[begin PROVIDED DATA]

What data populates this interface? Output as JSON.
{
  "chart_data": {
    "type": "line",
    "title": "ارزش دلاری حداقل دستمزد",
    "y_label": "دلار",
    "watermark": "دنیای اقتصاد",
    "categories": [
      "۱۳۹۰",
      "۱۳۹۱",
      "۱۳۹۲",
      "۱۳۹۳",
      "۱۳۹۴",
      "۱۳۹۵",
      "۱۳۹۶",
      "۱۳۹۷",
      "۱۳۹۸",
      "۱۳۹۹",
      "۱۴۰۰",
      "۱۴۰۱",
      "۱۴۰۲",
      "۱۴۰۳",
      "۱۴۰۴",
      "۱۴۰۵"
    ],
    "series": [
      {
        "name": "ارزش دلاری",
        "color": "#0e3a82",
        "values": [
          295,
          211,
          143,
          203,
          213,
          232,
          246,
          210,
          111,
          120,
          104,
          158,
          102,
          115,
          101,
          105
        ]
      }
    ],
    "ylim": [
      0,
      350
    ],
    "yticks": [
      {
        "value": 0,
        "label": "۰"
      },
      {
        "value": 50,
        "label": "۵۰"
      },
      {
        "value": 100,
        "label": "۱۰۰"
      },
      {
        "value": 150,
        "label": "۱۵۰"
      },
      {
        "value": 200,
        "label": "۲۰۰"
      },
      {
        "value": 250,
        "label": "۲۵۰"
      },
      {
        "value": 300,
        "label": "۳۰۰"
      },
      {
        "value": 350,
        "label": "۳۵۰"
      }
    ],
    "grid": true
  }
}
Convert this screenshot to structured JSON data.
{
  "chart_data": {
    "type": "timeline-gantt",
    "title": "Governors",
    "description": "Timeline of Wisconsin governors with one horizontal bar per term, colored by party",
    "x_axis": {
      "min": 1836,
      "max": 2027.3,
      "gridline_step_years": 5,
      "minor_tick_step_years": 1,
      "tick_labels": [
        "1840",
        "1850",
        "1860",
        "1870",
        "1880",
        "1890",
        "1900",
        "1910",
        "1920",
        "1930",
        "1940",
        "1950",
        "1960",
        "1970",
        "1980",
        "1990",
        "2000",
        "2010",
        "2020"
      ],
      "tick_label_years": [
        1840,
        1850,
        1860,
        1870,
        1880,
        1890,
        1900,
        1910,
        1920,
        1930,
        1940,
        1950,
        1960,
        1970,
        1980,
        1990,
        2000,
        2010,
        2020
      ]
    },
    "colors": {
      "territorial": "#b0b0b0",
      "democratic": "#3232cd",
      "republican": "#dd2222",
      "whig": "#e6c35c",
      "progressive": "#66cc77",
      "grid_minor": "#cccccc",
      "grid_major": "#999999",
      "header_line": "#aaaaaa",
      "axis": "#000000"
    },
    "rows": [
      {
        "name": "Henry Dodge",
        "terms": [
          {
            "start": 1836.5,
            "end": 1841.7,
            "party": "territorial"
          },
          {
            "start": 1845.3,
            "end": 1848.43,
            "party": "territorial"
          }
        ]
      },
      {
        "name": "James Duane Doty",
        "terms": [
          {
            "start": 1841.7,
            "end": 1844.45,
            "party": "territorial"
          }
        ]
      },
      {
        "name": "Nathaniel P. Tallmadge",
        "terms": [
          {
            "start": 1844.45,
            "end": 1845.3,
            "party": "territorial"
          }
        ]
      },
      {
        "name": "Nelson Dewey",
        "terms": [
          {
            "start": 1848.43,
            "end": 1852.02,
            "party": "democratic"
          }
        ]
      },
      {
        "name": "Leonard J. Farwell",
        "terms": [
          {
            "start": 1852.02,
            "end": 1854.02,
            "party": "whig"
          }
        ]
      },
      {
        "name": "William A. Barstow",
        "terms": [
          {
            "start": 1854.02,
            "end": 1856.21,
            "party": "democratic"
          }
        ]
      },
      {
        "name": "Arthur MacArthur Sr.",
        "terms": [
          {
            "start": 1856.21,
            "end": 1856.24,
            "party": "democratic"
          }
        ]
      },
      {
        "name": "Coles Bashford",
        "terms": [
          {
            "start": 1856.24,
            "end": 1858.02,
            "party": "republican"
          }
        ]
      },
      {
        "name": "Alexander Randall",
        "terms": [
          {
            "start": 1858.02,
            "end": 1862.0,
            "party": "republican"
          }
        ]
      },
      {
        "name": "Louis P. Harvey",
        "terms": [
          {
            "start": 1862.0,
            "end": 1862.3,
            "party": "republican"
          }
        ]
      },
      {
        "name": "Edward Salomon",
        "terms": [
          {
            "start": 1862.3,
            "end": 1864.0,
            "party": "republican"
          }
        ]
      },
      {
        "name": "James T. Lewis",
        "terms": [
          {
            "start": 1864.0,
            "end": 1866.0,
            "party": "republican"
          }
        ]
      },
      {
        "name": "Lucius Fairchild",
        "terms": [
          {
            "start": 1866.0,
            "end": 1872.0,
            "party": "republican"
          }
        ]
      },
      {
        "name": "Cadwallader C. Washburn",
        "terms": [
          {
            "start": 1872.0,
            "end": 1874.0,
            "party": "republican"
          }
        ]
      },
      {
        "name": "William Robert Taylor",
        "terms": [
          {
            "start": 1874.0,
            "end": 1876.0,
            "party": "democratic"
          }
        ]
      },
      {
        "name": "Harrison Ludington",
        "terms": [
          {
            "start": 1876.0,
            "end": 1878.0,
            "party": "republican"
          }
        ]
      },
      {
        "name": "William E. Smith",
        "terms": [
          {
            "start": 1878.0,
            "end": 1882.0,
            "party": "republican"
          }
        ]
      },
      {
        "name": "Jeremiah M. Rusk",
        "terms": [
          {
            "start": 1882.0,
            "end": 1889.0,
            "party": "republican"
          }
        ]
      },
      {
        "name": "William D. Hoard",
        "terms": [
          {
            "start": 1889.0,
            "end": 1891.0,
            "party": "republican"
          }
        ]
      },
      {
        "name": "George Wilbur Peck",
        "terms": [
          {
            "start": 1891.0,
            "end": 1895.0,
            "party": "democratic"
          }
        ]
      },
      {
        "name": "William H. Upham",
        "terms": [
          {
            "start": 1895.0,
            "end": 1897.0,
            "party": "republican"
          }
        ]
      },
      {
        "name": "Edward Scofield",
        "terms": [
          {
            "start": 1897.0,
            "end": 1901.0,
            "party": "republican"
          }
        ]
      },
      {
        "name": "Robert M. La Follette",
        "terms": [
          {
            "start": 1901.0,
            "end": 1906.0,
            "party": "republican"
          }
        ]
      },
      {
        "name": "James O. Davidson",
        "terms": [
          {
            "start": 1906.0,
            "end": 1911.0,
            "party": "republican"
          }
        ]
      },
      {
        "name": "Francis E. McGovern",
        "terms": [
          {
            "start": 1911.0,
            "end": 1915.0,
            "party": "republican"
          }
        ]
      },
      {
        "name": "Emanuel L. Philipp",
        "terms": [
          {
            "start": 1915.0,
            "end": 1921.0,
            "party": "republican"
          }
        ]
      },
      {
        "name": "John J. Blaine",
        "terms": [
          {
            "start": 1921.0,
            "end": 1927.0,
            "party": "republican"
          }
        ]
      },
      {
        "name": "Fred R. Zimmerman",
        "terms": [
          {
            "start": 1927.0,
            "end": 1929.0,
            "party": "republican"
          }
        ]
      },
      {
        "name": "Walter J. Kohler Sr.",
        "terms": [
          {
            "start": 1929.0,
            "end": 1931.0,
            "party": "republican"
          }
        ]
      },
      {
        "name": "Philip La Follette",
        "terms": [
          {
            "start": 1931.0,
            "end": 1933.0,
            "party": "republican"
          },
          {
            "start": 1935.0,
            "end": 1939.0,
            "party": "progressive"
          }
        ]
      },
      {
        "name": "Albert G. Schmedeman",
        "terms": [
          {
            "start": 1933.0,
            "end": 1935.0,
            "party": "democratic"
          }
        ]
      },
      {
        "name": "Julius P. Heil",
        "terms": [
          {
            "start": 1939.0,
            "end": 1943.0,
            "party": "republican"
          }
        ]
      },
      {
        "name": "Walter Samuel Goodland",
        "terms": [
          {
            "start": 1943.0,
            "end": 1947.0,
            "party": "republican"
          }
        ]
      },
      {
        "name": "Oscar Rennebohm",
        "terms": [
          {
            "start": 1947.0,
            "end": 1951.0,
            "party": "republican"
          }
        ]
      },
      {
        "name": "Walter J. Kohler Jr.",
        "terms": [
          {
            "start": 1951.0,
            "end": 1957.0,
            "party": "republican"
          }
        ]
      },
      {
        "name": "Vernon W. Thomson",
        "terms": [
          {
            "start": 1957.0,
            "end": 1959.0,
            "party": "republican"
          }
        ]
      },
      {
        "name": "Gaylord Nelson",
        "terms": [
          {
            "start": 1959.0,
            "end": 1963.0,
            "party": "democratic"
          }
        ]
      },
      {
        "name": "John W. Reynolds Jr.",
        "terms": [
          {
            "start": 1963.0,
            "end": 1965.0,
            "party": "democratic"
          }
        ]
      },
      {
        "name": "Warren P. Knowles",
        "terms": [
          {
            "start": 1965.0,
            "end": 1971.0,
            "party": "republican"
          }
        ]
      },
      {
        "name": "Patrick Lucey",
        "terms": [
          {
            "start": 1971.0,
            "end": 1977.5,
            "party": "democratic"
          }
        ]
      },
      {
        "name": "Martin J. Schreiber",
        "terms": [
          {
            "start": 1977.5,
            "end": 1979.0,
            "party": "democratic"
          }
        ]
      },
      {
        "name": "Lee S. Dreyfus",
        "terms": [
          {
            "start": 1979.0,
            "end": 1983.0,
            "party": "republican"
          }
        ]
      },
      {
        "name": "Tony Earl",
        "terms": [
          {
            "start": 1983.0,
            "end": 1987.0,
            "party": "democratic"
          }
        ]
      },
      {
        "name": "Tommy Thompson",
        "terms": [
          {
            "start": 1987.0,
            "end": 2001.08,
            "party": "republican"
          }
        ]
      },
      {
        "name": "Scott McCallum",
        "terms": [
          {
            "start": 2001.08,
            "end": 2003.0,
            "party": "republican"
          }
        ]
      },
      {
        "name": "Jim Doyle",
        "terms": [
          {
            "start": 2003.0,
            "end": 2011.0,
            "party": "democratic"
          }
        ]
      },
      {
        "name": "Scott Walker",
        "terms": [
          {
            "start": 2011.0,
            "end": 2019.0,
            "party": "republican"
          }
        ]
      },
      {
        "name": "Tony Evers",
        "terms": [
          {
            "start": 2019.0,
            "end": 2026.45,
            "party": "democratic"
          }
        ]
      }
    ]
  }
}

[end PROVIDED DATA]

Pick out the lines above containing the word "Follette", then copy them.

        "name": "Robert M. La Follette",
        "name": "Philip La Follette",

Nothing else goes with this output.